* **What needs to be done**: Draw out every line with the word "Region" from the listing below.

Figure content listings
- - -

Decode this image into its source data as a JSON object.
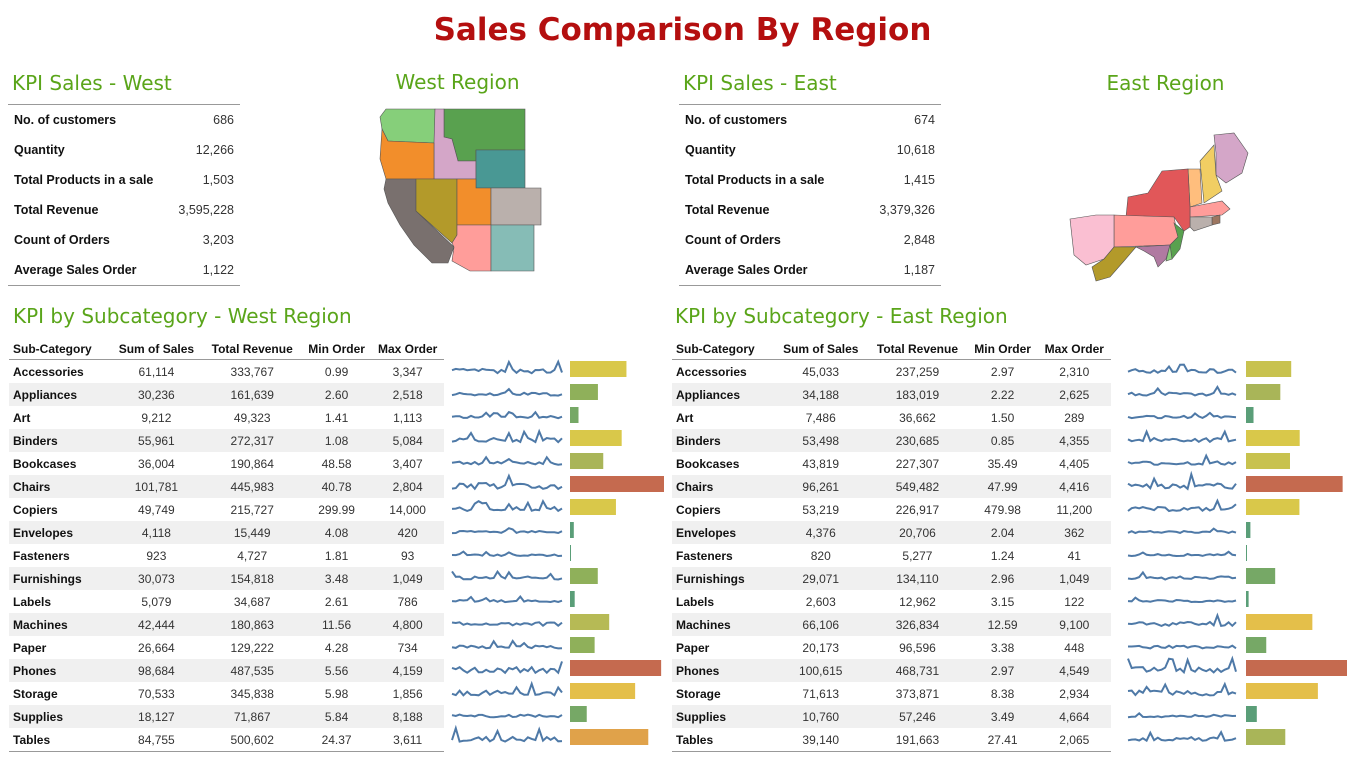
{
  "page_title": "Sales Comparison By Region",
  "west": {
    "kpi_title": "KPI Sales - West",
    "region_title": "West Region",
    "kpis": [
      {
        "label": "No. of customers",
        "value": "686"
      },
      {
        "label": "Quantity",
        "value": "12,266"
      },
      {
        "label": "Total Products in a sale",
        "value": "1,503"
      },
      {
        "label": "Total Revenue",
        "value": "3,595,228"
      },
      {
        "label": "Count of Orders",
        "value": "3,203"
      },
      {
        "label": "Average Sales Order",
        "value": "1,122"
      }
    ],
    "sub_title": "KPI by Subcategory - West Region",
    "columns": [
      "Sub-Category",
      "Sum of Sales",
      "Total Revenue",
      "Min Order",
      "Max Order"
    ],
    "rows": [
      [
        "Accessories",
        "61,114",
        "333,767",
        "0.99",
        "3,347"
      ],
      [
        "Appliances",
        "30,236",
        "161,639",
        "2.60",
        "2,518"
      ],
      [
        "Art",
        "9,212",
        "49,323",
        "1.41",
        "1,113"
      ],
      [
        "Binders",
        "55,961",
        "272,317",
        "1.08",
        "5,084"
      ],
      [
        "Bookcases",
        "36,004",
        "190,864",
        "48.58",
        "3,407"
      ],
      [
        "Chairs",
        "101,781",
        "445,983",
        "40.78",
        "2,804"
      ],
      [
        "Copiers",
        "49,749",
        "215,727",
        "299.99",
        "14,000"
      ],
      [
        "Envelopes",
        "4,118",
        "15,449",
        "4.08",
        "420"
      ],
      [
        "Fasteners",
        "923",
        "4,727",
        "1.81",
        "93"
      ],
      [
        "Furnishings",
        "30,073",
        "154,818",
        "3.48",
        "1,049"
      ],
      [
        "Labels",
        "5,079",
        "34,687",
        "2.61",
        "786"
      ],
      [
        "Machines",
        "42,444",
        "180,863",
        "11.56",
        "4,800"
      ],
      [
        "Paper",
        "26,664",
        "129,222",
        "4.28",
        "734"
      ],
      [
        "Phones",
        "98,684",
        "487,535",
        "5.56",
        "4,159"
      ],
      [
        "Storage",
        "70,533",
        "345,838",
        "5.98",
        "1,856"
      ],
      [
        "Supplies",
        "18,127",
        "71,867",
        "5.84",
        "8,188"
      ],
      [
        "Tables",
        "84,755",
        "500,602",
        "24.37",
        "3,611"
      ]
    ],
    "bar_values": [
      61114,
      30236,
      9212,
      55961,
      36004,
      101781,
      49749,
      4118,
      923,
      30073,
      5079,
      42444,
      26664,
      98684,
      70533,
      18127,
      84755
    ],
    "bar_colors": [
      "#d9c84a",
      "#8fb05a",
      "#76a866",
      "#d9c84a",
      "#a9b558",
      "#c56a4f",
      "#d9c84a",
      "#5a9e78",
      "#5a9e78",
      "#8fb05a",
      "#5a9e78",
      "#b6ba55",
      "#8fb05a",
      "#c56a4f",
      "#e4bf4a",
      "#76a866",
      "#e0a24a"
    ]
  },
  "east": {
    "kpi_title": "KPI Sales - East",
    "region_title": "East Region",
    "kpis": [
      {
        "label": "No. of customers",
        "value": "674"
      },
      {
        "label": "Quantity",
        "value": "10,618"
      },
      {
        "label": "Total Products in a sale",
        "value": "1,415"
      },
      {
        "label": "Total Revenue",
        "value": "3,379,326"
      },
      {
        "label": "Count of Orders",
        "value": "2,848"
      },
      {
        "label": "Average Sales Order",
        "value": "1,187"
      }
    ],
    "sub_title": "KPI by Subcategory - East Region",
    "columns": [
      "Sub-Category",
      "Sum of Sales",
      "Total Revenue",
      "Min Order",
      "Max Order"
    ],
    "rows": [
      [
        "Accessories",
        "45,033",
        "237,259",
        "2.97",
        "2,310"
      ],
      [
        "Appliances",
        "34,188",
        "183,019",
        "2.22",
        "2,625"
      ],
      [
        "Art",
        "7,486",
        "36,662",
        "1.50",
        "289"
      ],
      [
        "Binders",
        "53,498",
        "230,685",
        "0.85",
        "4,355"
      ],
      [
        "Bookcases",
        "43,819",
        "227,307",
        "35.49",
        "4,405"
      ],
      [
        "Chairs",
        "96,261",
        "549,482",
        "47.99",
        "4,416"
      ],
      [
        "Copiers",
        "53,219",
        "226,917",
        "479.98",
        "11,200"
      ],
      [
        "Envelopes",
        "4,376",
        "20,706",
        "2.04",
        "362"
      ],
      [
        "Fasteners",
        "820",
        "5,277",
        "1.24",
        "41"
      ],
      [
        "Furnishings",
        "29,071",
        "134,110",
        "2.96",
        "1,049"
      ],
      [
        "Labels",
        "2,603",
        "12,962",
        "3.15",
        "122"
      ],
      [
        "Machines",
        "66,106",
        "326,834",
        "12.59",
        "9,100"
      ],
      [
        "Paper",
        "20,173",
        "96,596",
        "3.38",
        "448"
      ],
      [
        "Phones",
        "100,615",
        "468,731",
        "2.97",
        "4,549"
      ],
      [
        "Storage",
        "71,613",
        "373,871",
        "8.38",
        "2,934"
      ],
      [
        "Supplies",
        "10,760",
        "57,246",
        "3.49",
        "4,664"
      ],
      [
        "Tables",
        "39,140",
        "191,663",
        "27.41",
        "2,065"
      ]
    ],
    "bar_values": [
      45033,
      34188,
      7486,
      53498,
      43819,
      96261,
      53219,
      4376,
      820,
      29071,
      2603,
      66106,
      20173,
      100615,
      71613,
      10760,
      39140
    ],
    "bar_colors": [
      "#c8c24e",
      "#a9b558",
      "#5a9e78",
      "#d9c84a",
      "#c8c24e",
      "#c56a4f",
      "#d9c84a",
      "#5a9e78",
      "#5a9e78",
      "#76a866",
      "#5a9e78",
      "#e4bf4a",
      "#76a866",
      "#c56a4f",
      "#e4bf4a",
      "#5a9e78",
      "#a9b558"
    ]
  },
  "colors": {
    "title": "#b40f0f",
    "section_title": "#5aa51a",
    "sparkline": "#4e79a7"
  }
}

- - -

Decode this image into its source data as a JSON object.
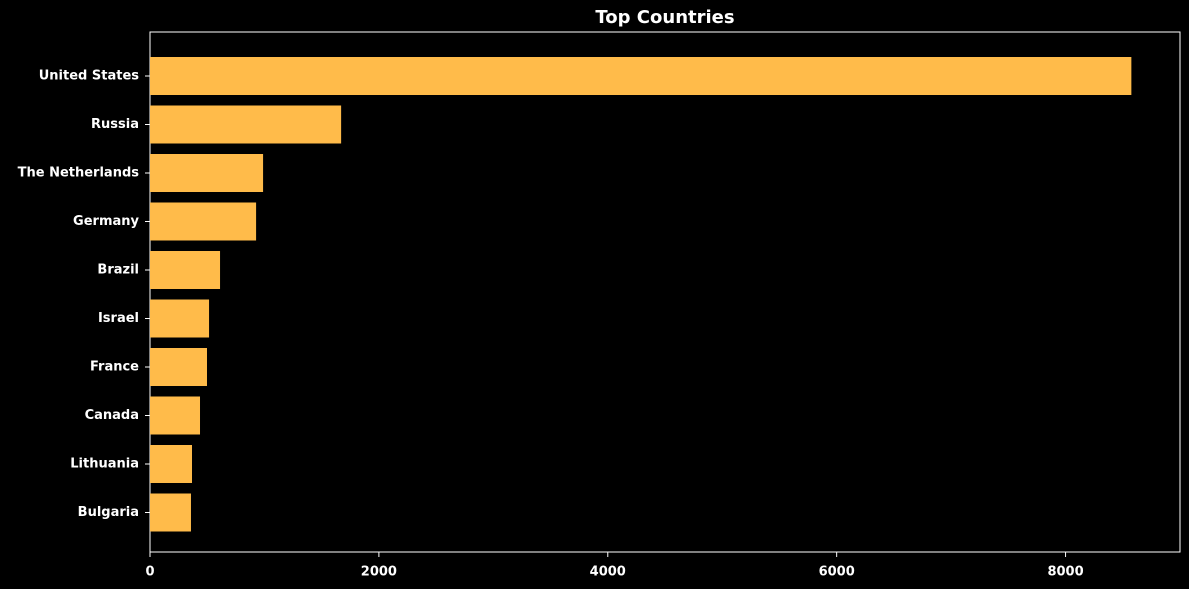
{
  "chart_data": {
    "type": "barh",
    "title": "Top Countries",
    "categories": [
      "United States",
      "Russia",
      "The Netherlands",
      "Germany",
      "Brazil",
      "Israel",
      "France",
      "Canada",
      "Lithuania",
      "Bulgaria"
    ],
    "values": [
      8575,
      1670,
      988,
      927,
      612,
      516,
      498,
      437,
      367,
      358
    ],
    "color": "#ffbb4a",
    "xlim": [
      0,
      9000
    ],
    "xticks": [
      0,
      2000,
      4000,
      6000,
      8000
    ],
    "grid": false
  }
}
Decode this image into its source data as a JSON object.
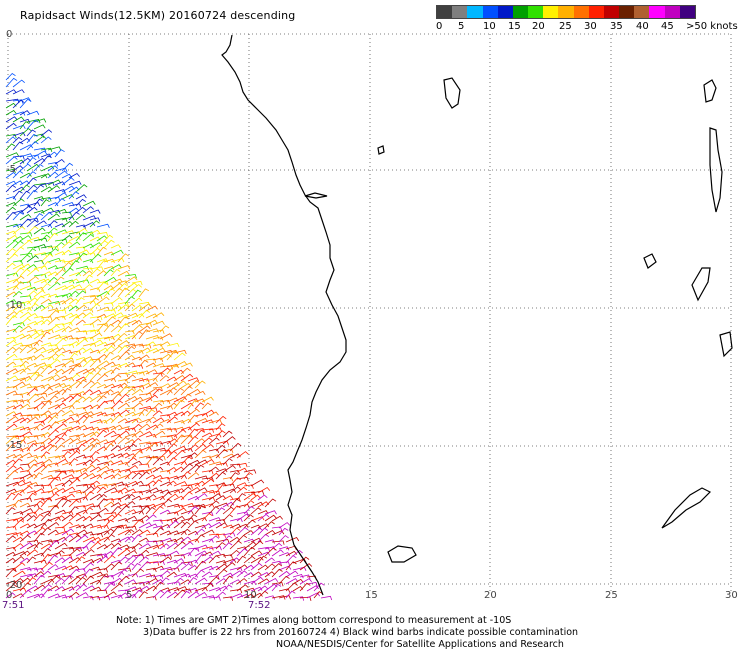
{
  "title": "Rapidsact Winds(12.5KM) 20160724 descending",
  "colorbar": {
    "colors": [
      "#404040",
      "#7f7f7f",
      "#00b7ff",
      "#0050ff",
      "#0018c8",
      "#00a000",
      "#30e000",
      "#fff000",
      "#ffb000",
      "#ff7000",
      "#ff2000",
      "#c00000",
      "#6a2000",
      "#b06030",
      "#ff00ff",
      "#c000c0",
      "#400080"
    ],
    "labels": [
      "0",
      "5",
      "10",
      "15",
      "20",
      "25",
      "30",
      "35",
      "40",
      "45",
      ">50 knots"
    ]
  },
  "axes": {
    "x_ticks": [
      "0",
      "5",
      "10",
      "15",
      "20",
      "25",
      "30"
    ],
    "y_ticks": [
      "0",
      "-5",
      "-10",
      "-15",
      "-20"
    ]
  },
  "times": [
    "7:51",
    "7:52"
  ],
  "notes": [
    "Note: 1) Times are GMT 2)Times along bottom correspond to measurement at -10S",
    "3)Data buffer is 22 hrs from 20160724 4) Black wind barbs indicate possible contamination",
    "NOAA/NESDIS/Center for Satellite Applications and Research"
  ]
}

- - -

* **Final answer**:
  "page_title": "Sales Comparison By Region",
    "region_title": "West Region",
    "sub_title": "KPI by Subcategory - West Region",
    "region_title": "East Region",
    "sub_title": "KPI by Subcategory - East Region",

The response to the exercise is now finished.